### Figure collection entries
>> Begin
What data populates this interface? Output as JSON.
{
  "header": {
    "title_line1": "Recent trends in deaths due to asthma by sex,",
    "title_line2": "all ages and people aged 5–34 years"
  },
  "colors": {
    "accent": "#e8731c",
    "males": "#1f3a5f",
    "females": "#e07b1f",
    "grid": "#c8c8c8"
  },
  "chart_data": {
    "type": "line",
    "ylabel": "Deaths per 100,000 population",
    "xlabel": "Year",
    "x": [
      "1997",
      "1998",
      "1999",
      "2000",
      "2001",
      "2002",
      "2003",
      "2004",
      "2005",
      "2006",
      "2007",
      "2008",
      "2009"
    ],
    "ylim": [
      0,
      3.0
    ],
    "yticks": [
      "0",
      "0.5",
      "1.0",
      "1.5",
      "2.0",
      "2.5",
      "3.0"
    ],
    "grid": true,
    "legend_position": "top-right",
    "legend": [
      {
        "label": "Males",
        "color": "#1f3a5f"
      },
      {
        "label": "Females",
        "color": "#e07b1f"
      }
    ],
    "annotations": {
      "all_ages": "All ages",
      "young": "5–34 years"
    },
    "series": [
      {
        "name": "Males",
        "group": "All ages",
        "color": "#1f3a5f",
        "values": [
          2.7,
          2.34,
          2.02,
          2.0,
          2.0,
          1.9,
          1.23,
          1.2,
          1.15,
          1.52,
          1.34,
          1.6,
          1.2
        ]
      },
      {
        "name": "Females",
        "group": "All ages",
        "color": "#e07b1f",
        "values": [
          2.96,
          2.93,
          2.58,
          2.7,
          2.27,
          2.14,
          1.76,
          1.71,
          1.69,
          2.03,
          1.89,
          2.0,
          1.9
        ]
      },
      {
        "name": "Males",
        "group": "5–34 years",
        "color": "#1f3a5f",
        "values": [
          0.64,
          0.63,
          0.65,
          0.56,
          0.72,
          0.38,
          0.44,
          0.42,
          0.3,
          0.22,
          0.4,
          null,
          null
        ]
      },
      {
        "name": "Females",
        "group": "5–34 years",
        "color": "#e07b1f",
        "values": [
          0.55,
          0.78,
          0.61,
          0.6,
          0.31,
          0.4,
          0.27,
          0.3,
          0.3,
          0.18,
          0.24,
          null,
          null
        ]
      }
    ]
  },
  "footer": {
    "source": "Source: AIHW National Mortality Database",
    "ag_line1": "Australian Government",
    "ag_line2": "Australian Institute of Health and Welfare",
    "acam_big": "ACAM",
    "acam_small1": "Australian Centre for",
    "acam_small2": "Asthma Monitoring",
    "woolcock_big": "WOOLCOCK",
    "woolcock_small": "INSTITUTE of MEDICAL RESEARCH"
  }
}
>> End
Quote all of the entries verbatim.

What data populates this interface? Output as JSON.
{
  "header": {
    "title_line1": "Recent trends in deaths due to asthma by sex,",
    "title_line2": "all ages and people aged 5–34 years"
  },
  "colors": {
    "accent": "#e8731c",
    "males": "#1f3a5f",
    "females": "#e07b1f",
    "grid": "#c8c8c8"
  },
  "chart_data": {
    "type": "line",
    "ylabel": "Deaths per 100,000 population",
    "xlabel": "Year",
    "x": [
      "1997",
      "1998",
      "1999",
      "2000",
      "2001",
      "2002",
      "2003",
      "2004",
      "2005",
      "2006",
      "2007",
      "2008",
      "2009"
    ],
    "ylim": [
      0,
      3.0
    ],
    "yticks": [
      "0",
      "0.5",
      "1.0",
      "1.5",
      "2.0",
      "2.5",
      "3.0"
    ],
    "grid": true,
    "legend_position": "top-right",
    "legend": [
      {
        "label": "Males",
        "color": "#1f3a5f"
      },
      {
        "label": "Females",
        "color": "#e07b1f"
      }
    ],
    "annotations": {
      "all_ages": "All ages",
      "young": "5–34 years"
    },
    "series": [
      {
        "name": "Males",
        "group": "All ages",
        "color": "#1f3a5f",
        "values": [
          2.7,
          2.34,
          2.02,
          2.0,
          2.0,
          1.9,
          1.23,
          1.2,
          1.15,
          1.52,
          1.34,
          1.6,
          1.2
        ]
      },
      {
        "name": "Females",
        "group": "All ages",
        "color": "#e07b1f",
        "values": [
          2.96,
          2.93,
          2.58,
          2.7,
          2.27,
          2.14,
          1.76,
          1.71,
          1.69,
          2.03,
          1.89,
          2.0,
          1.9
        ]
      },
      {
        "name": "Males",
        "group": "5–34 years",
        "color": "#1f3a5f",
        "values": [
          0.64,
          0.63,
          0.65,
          0.56,
          0.72,
          0.38,
          0.44,
          0.42,
          0.3,
          0.22,
          0.4,
          null,
          null
        ]
      },
      {
        "name": "Females",
        "group": "5–34 years",
        "color": "#e07b1f",
        "values": [
          0.55,
          0.78,
          0.61,
          0.6,
          0.31,
          0.4,
          0.27,
          0.3,
          0.3,
          0.18,
          0.24,
          null,
          null
        ]
      }
    ]
  },
  "footer": {
    "source": "Source: AIHW National Mortality Database",
    "ag_line1": "Australian Government",
    "ag_line2": "Australian Institute of Health and Welfare",
    "acam_big": "ACAM",
    "acam_small1": "Australian Centre for",
    "acam_small2": "Asthma Monitoring",
    "woolcock_big": "WOOLCOCK",
    "woolcock_small": "INSTITUTE of MEDICAL RESEARCH"
  }
}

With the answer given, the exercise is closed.